*** ENTRIES PROVIDED

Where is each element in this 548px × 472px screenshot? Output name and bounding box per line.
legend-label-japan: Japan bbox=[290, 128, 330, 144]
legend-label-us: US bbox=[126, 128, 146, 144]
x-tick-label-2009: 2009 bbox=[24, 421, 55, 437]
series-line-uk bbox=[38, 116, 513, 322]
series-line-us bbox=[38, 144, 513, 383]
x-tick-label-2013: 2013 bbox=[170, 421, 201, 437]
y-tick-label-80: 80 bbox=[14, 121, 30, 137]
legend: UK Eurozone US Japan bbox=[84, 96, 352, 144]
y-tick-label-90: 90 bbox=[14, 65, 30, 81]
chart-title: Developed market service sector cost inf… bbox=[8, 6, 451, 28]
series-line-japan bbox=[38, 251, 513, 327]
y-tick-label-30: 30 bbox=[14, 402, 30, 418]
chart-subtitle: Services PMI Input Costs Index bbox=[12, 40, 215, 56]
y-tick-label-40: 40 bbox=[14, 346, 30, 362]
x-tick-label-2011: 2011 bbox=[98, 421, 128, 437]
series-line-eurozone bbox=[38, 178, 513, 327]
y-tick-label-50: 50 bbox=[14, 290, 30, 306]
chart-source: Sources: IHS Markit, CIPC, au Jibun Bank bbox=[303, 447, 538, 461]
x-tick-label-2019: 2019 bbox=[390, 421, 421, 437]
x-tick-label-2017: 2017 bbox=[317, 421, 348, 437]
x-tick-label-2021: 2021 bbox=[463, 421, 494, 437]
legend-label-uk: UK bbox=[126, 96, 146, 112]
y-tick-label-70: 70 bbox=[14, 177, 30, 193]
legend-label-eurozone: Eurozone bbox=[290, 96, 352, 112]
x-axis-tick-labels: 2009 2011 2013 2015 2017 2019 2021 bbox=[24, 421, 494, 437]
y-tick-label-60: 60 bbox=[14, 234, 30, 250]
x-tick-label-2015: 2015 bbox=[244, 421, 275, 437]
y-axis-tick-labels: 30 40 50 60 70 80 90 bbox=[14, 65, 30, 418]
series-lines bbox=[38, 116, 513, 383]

******

** WHAT THE EXERCISE ASKS **
Format the listing, from its start through the line containing "legend: UK Eurozone", as a Markdown table with columns "Row" and "Line". Number each line and leave out any blank lines.

** THE REPLY **
| Row | Line |
|---|---|
| 1 | Where is each element in this 548px × 472px screenshot? Output name and bounding box per line. |
| 2 | legend-label-japan: Japan bbox=[290, 128, 330, 144] |
| 3 | legend-label-us: US bbox=[126, 128, 146, 144] |
| 4 | x-tick-label-2009: 2009 bbox=[24, 421, 55, 437] |
| 5 | series-line-uk bbox=[38, 116, 513, 322] |
| 6 | series-line-us bbox=[38, 144, 513, 383] |
| 7 | x-tick-label-2013: 2013 bbox=[170, 421, 201, 437] |
| 8 | y-tick-label-80: 80 bbox=[14, 121, 30, 137] |
| 9 | legend: UK Eurozone US Japan bbox=[84, 96, 352, 144] |